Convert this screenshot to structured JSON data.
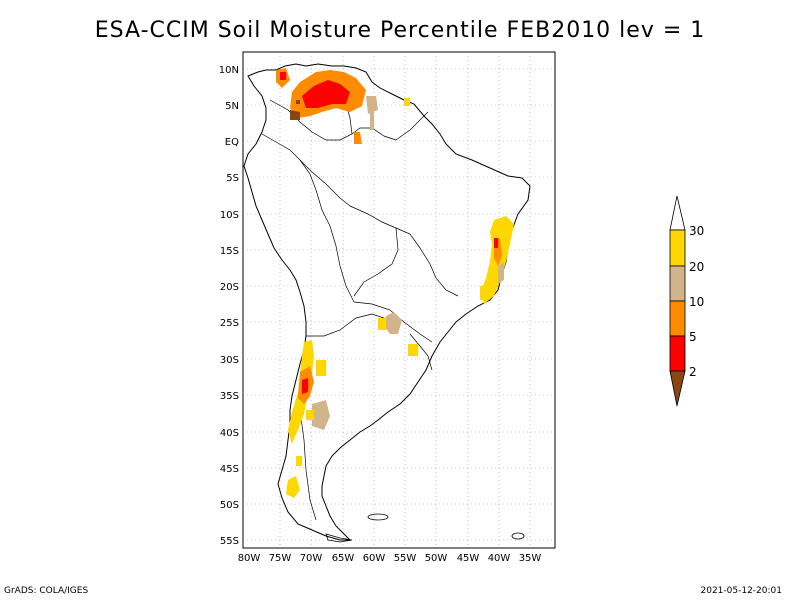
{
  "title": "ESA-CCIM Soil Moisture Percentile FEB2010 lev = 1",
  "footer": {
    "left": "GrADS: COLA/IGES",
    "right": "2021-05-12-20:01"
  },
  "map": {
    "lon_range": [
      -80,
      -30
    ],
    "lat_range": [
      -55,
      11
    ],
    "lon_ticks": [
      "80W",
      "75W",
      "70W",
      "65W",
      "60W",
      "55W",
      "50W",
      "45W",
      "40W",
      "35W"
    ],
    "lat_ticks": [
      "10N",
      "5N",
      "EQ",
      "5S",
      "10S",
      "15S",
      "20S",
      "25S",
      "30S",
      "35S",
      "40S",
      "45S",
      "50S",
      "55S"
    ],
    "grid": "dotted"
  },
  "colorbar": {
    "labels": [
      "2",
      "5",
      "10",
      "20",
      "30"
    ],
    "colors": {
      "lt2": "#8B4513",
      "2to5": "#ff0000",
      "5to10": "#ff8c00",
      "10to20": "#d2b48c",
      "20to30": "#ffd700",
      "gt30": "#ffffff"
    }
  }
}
...
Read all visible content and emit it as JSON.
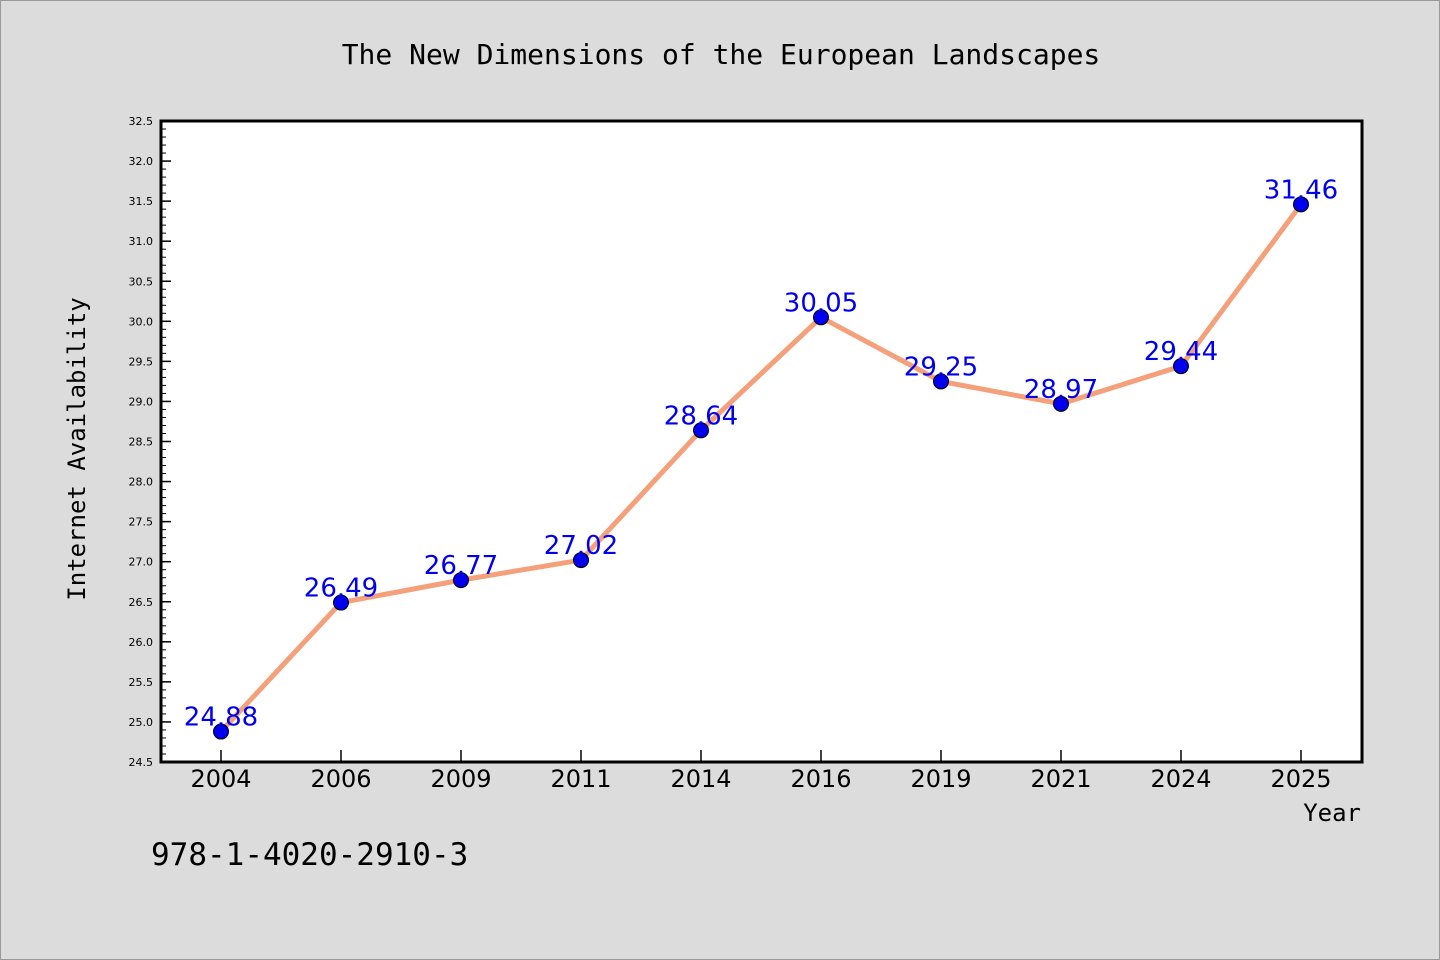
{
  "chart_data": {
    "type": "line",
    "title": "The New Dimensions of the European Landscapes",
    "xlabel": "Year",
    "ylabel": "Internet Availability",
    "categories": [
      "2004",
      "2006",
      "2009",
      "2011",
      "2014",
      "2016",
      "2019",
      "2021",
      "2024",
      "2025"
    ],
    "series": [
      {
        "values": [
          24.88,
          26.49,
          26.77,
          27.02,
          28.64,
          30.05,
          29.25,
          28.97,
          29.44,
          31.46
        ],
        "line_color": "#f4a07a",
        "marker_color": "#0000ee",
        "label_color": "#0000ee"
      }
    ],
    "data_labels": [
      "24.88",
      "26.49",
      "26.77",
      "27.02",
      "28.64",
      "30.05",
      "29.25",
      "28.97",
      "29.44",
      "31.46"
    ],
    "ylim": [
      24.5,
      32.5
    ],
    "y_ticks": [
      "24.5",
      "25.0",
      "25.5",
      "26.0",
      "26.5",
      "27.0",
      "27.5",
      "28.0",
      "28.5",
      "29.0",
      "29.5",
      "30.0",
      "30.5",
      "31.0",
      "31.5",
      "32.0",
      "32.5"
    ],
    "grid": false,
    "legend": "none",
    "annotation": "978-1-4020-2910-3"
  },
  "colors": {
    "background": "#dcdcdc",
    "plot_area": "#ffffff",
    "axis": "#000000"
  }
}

**YOUR TASK**
From the records above, copy every line that holds the word "title".

**SOLUTION TO THIS EXERCISE**
  "title": "ESA-CCIM Soil Moisture Percentile FEB2010 lev = 1",
    "title": "The New Dimensions of the European Landscapes",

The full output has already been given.